▶ YOUR OBJECTIVE
Where does the string "ОтчОстатокПродукты" appear in the records? Copy every line that contains it.

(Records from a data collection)
[Start]

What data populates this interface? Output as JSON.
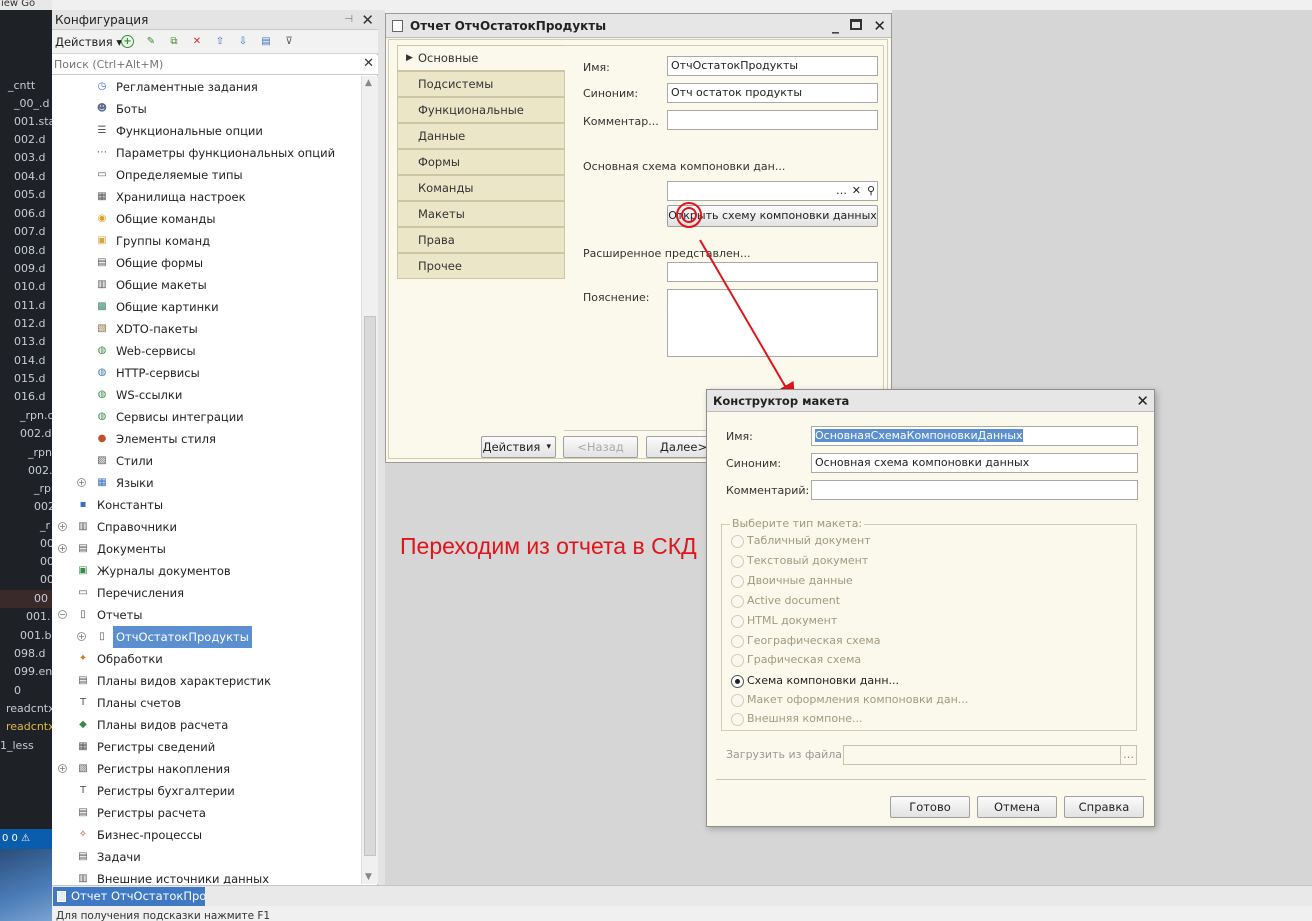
{
  "editor": {
    "menu": "iew  Go",
    "files": [
      "_cntt",
      "_00_.d",
      "001.sta",
      "002.d",
      "003.d",
      "004.d",
      "005.d",
      "006.d",
      "007.d",
      "008.d",
      "009.d",
      "010.d",
      "011.d",
      "012.d",
      "013.d",
      "014.d",
      "015.d",
      "016.d",
      "_rpn.c",
      "002.d",
      "_rpn",
      "002.",
      "_rp",
      "002",
      "_r",
      "00",
      "00",
      "00",
      "00",
      "001.",
      "001.b",
      "098.d",
      "099.en",
      "0",
      "readcntx",
      "readcntx",
      "1_less"
    ],
    "status": "0  0 ⚠"
  },
  "config": {
    "title": "Конфигурация",
    "actions_label": "Действия",
    "search_placeholder": "Поиск (Ctrl+Alt+M)",
    "tree": [
      {
        "label": "Регламентные задания",
        "level": 1,
        "icon": "clock-icon"
      },
      {
        "label": "Боты",
        "level": 1,
        "icon": "bot-icon"
      },
      {
        "label": "Функциональные опции",
        "level": 1,
        "icon": "options-icon"
      },
      {
        "label": "Параметры функциональных опций",
        "level": 1,
        "icon": "params-icon"
      },
      {
        "label": "Определяемые типы",
        "level": 1,
        "icon": "types-icon"
      },
      {
        "label": "Хранилища настроек",
        "level": 1,
        "icon": "storage-icon"
      },
      {
        "label": "Общие команды",
        "level": 1,
        "icon": "command-icon"
      },
      {
        "label": "Группы команд",
        "level": 1,
        "icon": "folder-icon"
      },
      {
        "label": "Общие формы",
        "level": 1,
        "icon": "form-icon"
      },
      {
        "label": "Общие макеты",
        "level": 1,
        "icon": "layout-icon"
      },
      {
        "label": "Общие картинки",
        "level": 1,
        "icon": "picture-icon"
      },
      {
        "label": "XDTO-пакеты",
        "level": 1,
        "icon": "package-icon"
      },
      {
        "label": "Web-сервисы",
        "level": 1,
        "icon": "globe-icon"
      },
      {
        "label": "HTTP-сервисы",
        "level": 1,
        "icon": "http-icon"
      },
      {
        "label": "WS-ссылки",
        "level": 1,
        "icon": "globe-icon"
      },
      {
        "label": "Сервисы интеграции",
        "level": 1,
        "icon": "integration-icon"
      },
      {
        "label": "Элементы стиля",
        "level": 1,
        "icon": "style-element-icon"
      },
      {
        "label": "Стили",
        "level": 1,
        "icon": "style-icon"
      },
      {
        "label": "Языки",
        "level": 1,
        "icon": "language-icon",
        "expand": true
      },
      {
        "label": "Константы",
        "level": 0,
        "icon": "constant-icon"
      },
      {
        "label": "Справочники",
        "level": 0,
        "icon": "catalog-icon",
        "expand": true
      },
      {
        "label": "Документы",
        "level": 0,
        "icon": "document-icon",
        "expand": true
      },
      {
        "label": "Журналы документов",
        "level": 0,
        "icon": "journal-icon"
      },
      {
        "label": "Перечисления",
        "level": 0,
        "icon": "enum-icon"
      },
      {
        "label": "Отчеты",
        "level": 0,
        "icon": "report-icon",
        "expand": true,
        "collapsed_sign": "−"
      },
      {
        "label": "ОтчОстатокПродукты",
        "level": 1,
        "icon": "report-icon",
        "expand": true,
        "selected": true
      },
      {
        "label": "Обработки",
        "level": 0,
        "icon": "processing-icon"
      },
      {
        "label": "Планы видов характеристик",
        "level": 0,
        "icon": "chart-plan-icon"
      },
      {
        "label": "Планы счетов",
        "level": 0,
        "icon": "accounts-icon"
      },
      {
        "label": "Планы видов расчета",
        "level": 0,
        "icon": "calc-plan-icon"
      },
      {
        "label": "Регистры сведений",
        "level": 0,
        "icon": "info-register-icon"
      },
      {
        "label": "Регистры накопления",
        "level": 0,
        "icon": "accum-register-icon",
        "expand": true
      },
      {
        "label": "Регистры бухгалтерии",
        "level": 0,
        "icon": "acc-register-icon"
      },
      {
        "label": "Регистры расчета",
        "level": 0,
        "icon": "calc-register-icon"
      },
      {
        "label": "Бизнес-процессы",
        "level": 0,
        "icon": "bp-icon"
      },
      {
        "label": "Задачи",
        "level": 0,
        "icon": "task-icon"
      },
      {
        "label": "Внешние источники данных",
        "level": 0,
        "icon": "ext-source-icon"
      }
    ]
  },
  "report": {
    "title": "Отчет ОтчОстатокПродукты",
    "tabs": [
      "Основные",
      "Подсистемы",
      "Функциональные опции",
      "Данные",
      "Формы",
      "Команды",
      "Макеты",
      "Права",
      "Прочее"
    ],
    "name_label": "Имя:",
    "name_value": "ОтчОстатокПродукты",
    "synonym_label": "Синоним:",
    "synonym_value": "Отч остаток продукты",
    "comment_label": "Комментар...",
    "comment_value": "",
    "schema_label": "Основная схема компоновки дан...",
    "schema_value": "",
    "open_schema_button": "Открыть схему компоновки данных",
    "extended_label": "Расширенное представлен...",
    "note_label": "Пояснение:",
    "actions_button": "Действия",
    "back_button": "<Назад",
    "next_button": "Далее>"
  },
  "annotation": "Переходим из отчета в СКД",
  "dialog": {
    "title": "Конструктор макета",
    "name_label": "Имя:",
    "name_value": "ОсновнаяСхемаКомпоновкиДанных",
    "synonym_label": "Синоним:",
    "synonym_value": "Основная схема компоновки данных",
    "comment_label": "Комментарий:",
    "comment_value": "",
    "group_label": "Выберите тип макета:",
    "types": [
      "Табличный документ",
      "Текстовый документ",
      "Двоичные данные",
      "Active document",
      "HTML документ",
      "Географическая схема",
      "Графическая схема",
      "Схема компоновки данн...",
      "Макет оформления компоновки дан...",
      "Внешняя компоне..."
    ],
    "selected_type": 7,
    "load_label": "Загрузить из файла:",
    "ok_button": "Готово",
    "cancel_button": "Отмена",
    "help_button": "Справка"
  },
  "taskbar": {
    "item": "Отчет ОтчОстатокПро..."
  },
  "status": "Для получения подсказки нажмите F1",
  "colors": {
    "accent": "#e0141b",
    "selection": "#5b8fd0",
    "panel": "#fbf9ec"
  }
}
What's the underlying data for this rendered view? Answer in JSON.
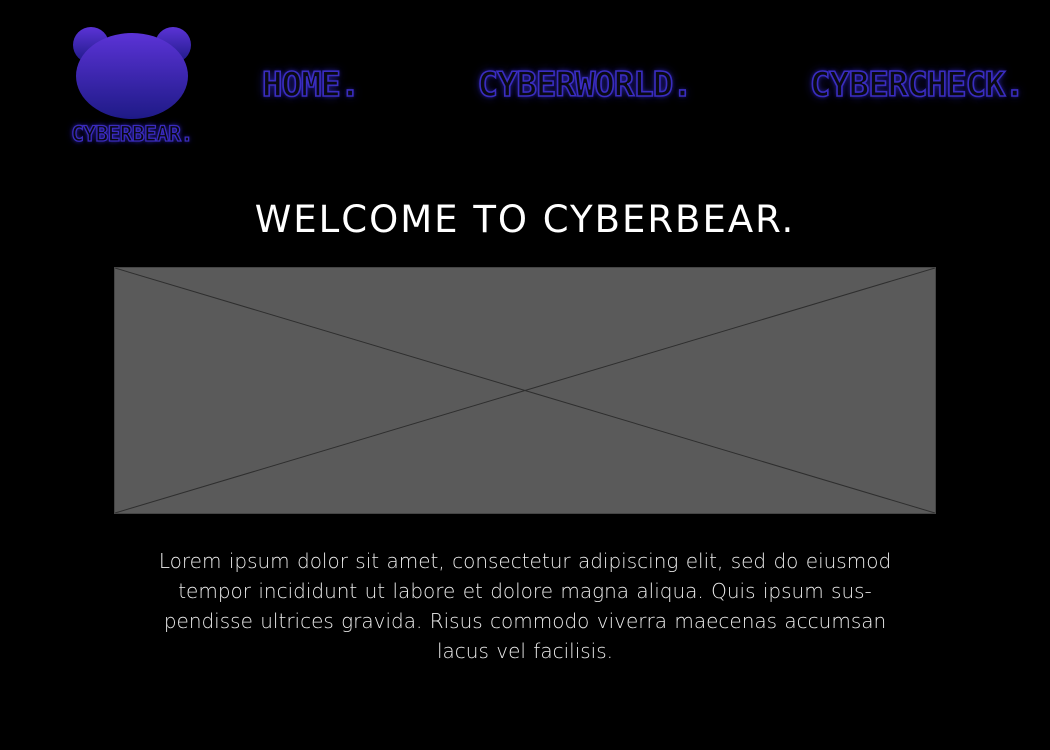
{
  "brand": {
    "logo_text": "CYBERBEAR.",
    "logo_icon": "bear-head-icon",
    "accent_color": "#3a2dc0",
    "logo_gradient_top": "#5b33d6",
    "logo_gradient_bottom": "#1e1a86"
  },
  "nav": {
    "items": [
      {
        "label": "HOME."
      },
      {
        "label": "CYBERWORLD."
      },
      {
        "label": "CYBERCHECK."
      }
    ]
  },
  "main": {
    "title": "WELCOME TO CYBERBEAR.",
    "image_placeholder": "image-placeholder",
    "body_lines": [
      "Lorem ipsum dolor sit amet, consectetur adipiscing elit, sed do eiusmod",
      "tempor incididunt ut labore et dolore magna aliqua. Quis ipsum sus-",
      "pendisse ultrices gravida. Risus commodo viverra maecenas accumsan",
      "lacus vel facilisis."
    ]
  },
  "colors": {
    "background": "#000000",
    "placeholder_fill": "#5a5a5a",
    "text": "#ffffff"
  }
}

[End]

▶ OUTPUT FOR THIS EXERCISE
        "label": "ОтчОстатокПродукты",
    "title": "Отчет ОтчОстатокПродукты",
    "name_value": "ОтчОстатокПродукты",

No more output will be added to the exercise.